What is expected:
Copy all of the material word for word, except for the pictures.

Extracted entries:
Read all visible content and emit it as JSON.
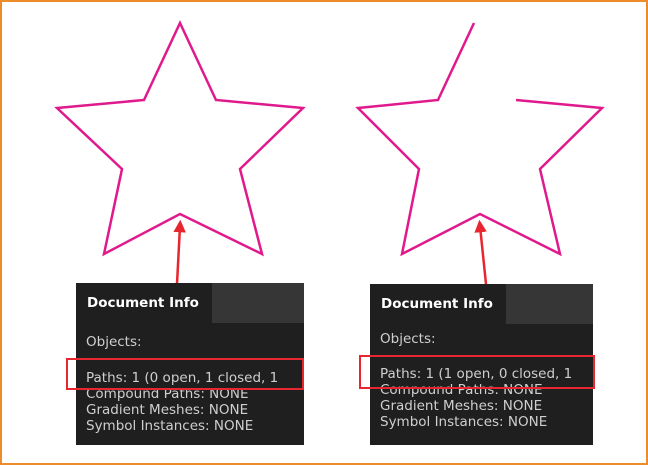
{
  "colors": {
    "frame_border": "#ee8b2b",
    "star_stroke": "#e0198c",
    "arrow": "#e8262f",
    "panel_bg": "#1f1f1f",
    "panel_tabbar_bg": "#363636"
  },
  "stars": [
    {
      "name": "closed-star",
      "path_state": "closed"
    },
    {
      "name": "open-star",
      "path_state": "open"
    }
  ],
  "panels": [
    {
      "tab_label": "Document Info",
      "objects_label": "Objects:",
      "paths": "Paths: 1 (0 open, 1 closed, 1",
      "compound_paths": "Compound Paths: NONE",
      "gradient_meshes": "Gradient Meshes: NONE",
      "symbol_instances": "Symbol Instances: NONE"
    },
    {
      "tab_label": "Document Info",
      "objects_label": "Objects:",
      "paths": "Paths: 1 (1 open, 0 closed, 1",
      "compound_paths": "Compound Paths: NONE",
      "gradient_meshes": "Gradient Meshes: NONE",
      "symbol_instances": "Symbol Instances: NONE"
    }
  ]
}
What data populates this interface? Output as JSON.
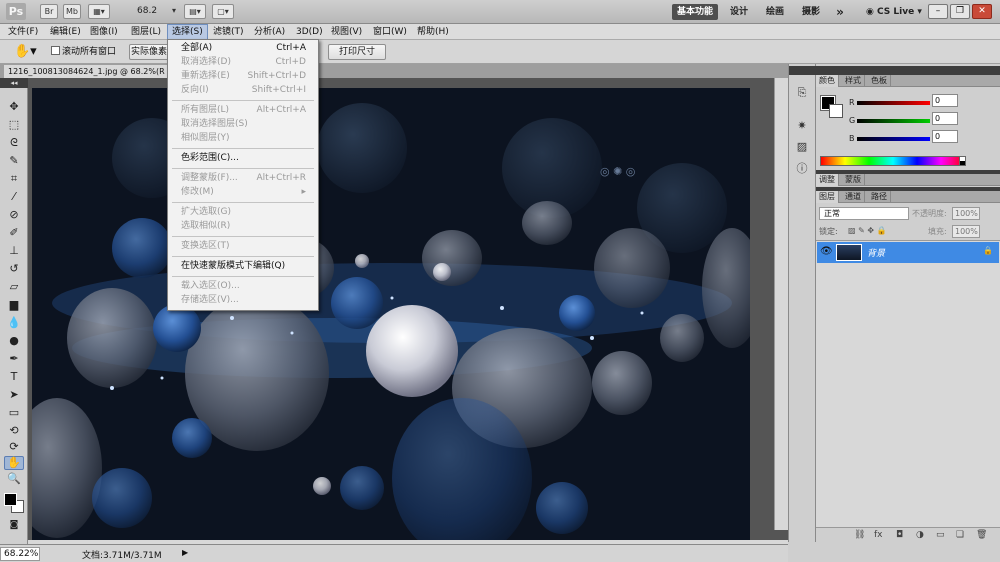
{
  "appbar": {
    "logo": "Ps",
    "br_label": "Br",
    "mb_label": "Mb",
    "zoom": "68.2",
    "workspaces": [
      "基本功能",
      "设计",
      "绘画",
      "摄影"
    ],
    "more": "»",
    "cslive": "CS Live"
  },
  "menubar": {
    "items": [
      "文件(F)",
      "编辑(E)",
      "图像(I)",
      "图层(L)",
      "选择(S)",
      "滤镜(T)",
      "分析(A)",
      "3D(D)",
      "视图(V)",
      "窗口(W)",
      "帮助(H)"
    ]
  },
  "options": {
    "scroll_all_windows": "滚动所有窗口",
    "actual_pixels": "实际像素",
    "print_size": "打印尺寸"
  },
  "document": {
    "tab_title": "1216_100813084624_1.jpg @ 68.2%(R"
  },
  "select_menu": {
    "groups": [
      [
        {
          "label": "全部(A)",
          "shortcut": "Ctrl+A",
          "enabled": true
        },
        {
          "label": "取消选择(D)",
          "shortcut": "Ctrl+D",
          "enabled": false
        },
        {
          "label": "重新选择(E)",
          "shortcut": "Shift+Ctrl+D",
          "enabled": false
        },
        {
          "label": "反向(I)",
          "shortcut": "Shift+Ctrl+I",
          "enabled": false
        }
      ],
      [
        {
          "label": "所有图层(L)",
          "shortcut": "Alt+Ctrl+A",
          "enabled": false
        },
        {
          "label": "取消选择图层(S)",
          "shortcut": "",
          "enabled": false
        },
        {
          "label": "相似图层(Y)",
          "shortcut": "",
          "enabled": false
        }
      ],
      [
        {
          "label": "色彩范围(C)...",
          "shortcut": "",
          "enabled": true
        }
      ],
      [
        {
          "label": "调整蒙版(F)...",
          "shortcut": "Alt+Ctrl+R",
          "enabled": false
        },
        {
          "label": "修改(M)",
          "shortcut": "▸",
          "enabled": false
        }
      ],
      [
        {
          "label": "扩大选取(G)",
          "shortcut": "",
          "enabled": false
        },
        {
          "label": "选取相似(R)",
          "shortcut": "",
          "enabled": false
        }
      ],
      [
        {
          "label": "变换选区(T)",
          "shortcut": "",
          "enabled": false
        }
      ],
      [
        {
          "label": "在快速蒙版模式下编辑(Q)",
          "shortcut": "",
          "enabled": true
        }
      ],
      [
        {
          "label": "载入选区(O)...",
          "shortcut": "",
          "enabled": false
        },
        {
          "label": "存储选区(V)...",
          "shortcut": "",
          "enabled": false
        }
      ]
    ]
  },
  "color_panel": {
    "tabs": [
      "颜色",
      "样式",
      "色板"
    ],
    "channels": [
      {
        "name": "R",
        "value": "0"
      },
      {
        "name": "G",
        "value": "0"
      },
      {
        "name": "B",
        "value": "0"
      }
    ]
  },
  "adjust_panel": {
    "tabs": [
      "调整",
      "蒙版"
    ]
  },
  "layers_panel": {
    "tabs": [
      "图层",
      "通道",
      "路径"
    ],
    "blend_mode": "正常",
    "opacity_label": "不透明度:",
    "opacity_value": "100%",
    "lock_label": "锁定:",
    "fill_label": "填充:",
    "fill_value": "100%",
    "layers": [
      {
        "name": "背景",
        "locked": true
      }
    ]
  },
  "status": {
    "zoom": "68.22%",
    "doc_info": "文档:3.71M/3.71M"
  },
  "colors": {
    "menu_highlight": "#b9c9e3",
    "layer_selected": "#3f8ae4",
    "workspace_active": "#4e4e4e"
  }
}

Exercise solution:
Read all visible content and emit it as JSON.
{
  "colors": {
    "frame_border": "#ee8b2b",
    "star_stroke": "#e0198c",
    "arrow": "#e8262f",
    "panel_bg": "#1f1f1f",
    "panel_tabbar_bg": "#363636"
  },
  "stars": [
    {
      "name": "closed-star",
      "path_state": "closed"
    },
    {
      "name": "open-star",
      "path_state": "open"
    }
  ],
  "panels": [
    {
      "tab_label": "Document Info",
      "objects_label": "Objects:",
      "paths": "Paths: 1 (0 open, 1 closed, 1",
      "compound_paths": "Compound Paths: NONE",
      "gradient_meshes": "Gradient Meshes: NONE",
      "symbol_instances": "Symbol Instances: NONE"
    },
    {
      "tab_label": "Document Info",
      "objects_label": "Objects:",
      "paths": "Paths: 1 (1 open, 0 closed, 1",
      "compound_paths": "Compound Paths: NONE",
      "gradient_meshes": "Gradient Meshes: NONE",
      "symbol_instances": "Symbol Instances: NONE"
    }
  ]
}
What data populates this interface? Output as JSON.
{
  "appbar": {
    "logo": "Ps",
    "br_label": "Br",
    "mb_label": "Mb",
    "zoom": "68.2",
    "workspaces": [
      "基本功能",
      "设计",
      "绘画",
      "摄影"
    ],
    "more": "»",
    "cslive": "CS Live"
  },
  "menubar": {
    "items": [
      "文件(F)",
      "编辑(E)",
      "图像(I)",
      "图层(L)",
      "选择(S)",
      "滤镜(T)",
      "分析(A)",
      "3D(D)",
      "视图(V)",
      "窗口(W)",
      "帮助(H)"
    ]
  },
  "options": {
    "scroll_all_windows": "滚动所有窗口",
    "actual_pixels": "实际像素",
    "print_size": "打印尺寸"
  },
  "document": {
    "tab_title": "1216_100813084624_1.jpg @ 68.2%(R"
  },
  "select_menu": {
    "groups": [
      [
        {
          "label": "全部(A)",
          "shortcut": "Ctrl+A",
          "enabled": true
        },
        {
          "label": "取消选择(D)",
          "shortcut": "Ctrl+D",
          "enabled": false
        },
        {
          "label": "重新选择(E)",
          "shortcut": "Shift+Ctrl+D",
          "enabled": false
        },
        {
          "label": "反向(I)",
          "shortcut": "Shift+Ctrl+I",
          "enabled": false
        }
      ],
      [
        {
          "label": "所有图层(L)",
          "shortcut": "Alt+Ctrl+A",
          "enabled": false
        },
        {
          "label": "取消选择图层(S)",
          "shortcut": "",
          "enabled": false
        },
        {
          "label": "相似图层(Y)",
          "shortcut": "",
          "enabled": false
        }
      ],
      [
        {
          "label": "色彩范围(C)...",
          "shortcut": "",
          "enabled": true
        }
      ],
      [
        {
          "label": "调整蒙版(F)...",
          "shortcut": "Alt+Ctrl+R",
          "enabled": false
        },
        {
          "label": "修改(M)",
          "shortcut": "▸",
          "enabled": false
        }
      ],
      [
        {
          "label": "扩大选取(G)",
          "shortcut": "",
          "enabled": false
        },
        {
          "label": "选取相似(R)",
          "shortcut": "",
          "enabled": false
        }
      ],
      [
        {
          "label": "变换选区(T)",
          "shortcut": "",
          "enabled": false
        }
      ],
      [
        {
          "label": "在快速蒙版模式下编辑(Q)",
          "shortcut": "",
          "enabled": true
        }
      ],
      [
        {
          "label": "载入选区(O)...",
          "shortcut": "",
          "enabled": false
        },
        {
          "label": "存储选区(V)...",
          "shortcut": "",
          "enabled": false
        }
      ]
    ]
  },
  "color_panel": {
    "tabs": [
      "颜色",
      "样式",
      "色板"
    ],
    "channels": [
      {
        "name": "R",
        "value": "0"
      },
      {
        "name": "G",
        "value": "0"
      },
      {
        "name": "B",
        "value": "0"
      }
    ]
  },
  "adjust_panel": {
    "tabs": [
      "调整",
      "蒙版"
    ]
  },
  "layers_panel": {
    "tabs": [
      "图层",
      "通道",
      "路径"
    ],
    "blend_mode": "正常",
    "opacity_label": "不透明度:",
    "opacity_value": "100%",
    "lock_label": "锁定:",
    "fill_label": "填充:",
    "fill_value": "100%",
    "layers": [
      {
        "name": "背景",
        "locked": true
      }
    ]
  },
  "status": {
    "zoom": "68.22%",
    "doc_info": "文档:3.71M/3.71M"
  },
  "colors": {
    "menu_highlight": "#b9c9e3",
    "layer_selected": "#3f8ae4",
    "workspace_active": "#4e4e4e"
  }
}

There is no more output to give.